BEGIN DATA ROWS

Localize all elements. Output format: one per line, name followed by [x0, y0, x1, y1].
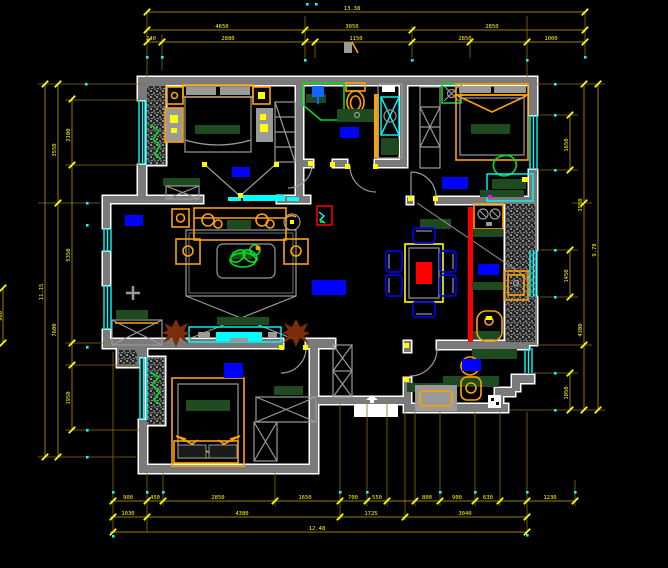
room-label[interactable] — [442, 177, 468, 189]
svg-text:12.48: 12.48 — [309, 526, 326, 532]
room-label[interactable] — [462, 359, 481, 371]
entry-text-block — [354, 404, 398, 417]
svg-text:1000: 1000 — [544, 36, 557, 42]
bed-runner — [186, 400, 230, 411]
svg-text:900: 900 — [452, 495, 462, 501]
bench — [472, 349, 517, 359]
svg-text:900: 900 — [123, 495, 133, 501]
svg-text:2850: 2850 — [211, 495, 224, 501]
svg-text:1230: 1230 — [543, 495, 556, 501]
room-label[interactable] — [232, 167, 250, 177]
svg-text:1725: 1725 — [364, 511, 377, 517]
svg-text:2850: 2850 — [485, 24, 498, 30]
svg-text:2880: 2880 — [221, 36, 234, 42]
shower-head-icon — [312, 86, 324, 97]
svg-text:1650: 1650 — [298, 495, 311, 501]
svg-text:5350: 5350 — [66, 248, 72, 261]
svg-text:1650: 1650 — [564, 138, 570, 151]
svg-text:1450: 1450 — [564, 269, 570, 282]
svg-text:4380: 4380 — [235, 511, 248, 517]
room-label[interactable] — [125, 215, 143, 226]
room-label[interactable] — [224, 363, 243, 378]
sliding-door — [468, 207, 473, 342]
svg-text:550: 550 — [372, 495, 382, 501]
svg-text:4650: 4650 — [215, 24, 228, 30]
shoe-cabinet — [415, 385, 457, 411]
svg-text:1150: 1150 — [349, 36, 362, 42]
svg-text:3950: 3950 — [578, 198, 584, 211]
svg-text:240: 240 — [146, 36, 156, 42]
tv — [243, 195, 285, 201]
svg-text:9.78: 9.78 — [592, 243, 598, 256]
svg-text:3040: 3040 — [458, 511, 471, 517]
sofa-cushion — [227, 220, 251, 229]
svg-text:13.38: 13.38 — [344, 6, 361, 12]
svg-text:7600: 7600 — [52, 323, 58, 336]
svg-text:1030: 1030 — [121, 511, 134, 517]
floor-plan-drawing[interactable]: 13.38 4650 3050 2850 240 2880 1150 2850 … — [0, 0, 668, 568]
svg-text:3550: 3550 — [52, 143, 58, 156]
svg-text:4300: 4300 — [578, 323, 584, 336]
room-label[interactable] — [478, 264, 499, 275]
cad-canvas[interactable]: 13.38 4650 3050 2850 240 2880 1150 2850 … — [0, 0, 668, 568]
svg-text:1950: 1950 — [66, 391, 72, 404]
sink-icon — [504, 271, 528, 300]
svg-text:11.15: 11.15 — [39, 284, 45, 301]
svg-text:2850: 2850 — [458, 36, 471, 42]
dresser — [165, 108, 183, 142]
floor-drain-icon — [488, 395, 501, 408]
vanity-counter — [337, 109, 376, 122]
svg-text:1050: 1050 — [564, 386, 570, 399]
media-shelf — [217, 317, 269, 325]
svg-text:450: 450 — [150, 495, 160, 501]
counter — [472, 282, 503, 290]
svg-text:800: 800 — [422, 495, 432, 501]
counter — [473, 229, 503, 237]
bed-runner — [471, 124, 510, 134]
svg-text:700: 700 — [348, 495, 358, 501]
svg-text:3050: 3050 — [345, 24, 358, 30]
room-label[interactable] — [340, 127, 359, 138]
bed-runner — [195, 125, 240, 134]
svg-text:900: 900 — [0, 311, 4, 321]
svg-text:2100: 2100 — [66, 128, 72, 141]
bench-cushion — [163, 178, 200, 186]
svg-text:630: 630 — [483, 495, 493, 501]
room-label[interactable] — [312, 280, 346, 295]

END DATA ROWS
BEGIN DATA ROWS

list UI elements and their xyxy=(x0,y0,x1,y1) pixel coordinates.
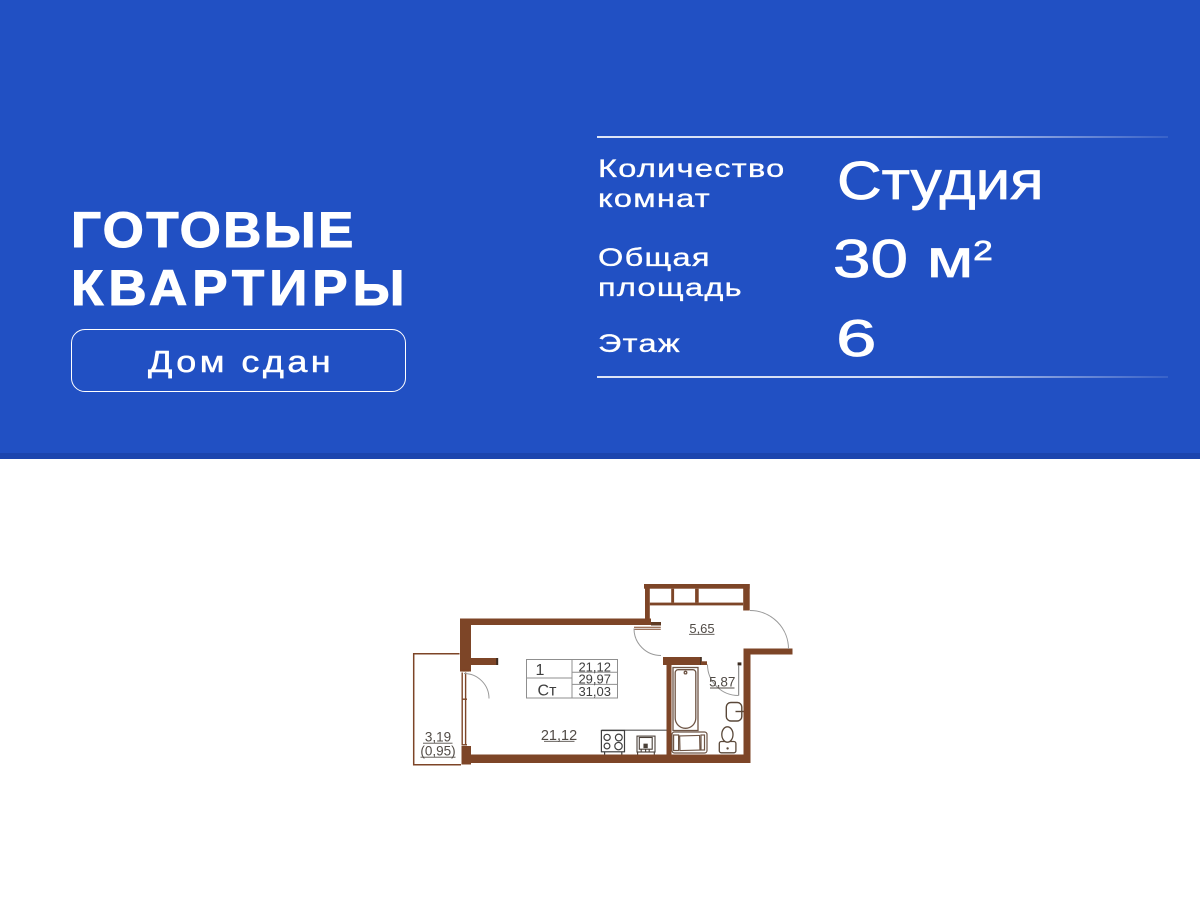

END DATA ROWS

→ **WORK REQUIRED**:
Rewrite the lines of the entries above as a numbered list, beginning with the line that contains "Localize all elements." and continuing through the line that contains "svg-text:2880: 2880 — [221, 36, 234, 42]". Leave out blank lines and the pictures.

→ **TASK SOLUTION**:
1. Localize all elements. Output format: one per line, name followed by [x0, y0, x1, y1].
2. room-label[interactable] — [442, 177, 468, 189]
3. svg-text:12.48: 12.48 — [309, 526, 326, 532]
4. room-label[interactable] — [462, 359, 481, 371]
5. entry-text-block — [354, 404, 398, 417]
6. svg-text:1000: 1000 — [544, 36, 557, 42]
7. bed-runner — [186, 400, 230, 411]
8. svg-text:900: 900 — [452, 495, 462, 501]
9. bench — [472, 349, 517, 359]
10. svg-text:900: 900 — [123, 495, 133, 501]
11. svg-text:2850: 2850 — [211, 495, 224, 501]
12. svg-text:1230: 1230 — [543, 495, 556, 501]
13. room-label[interactable] — [232, 167, 250, 177]
14. svg-text:1725: 1725 — [364, 511, 377, 517]
15. svg-text:2850: 2850 — [485, 24, 498, 30]
16. svg-text:2880: 2880 — [221, 36, 234, 42]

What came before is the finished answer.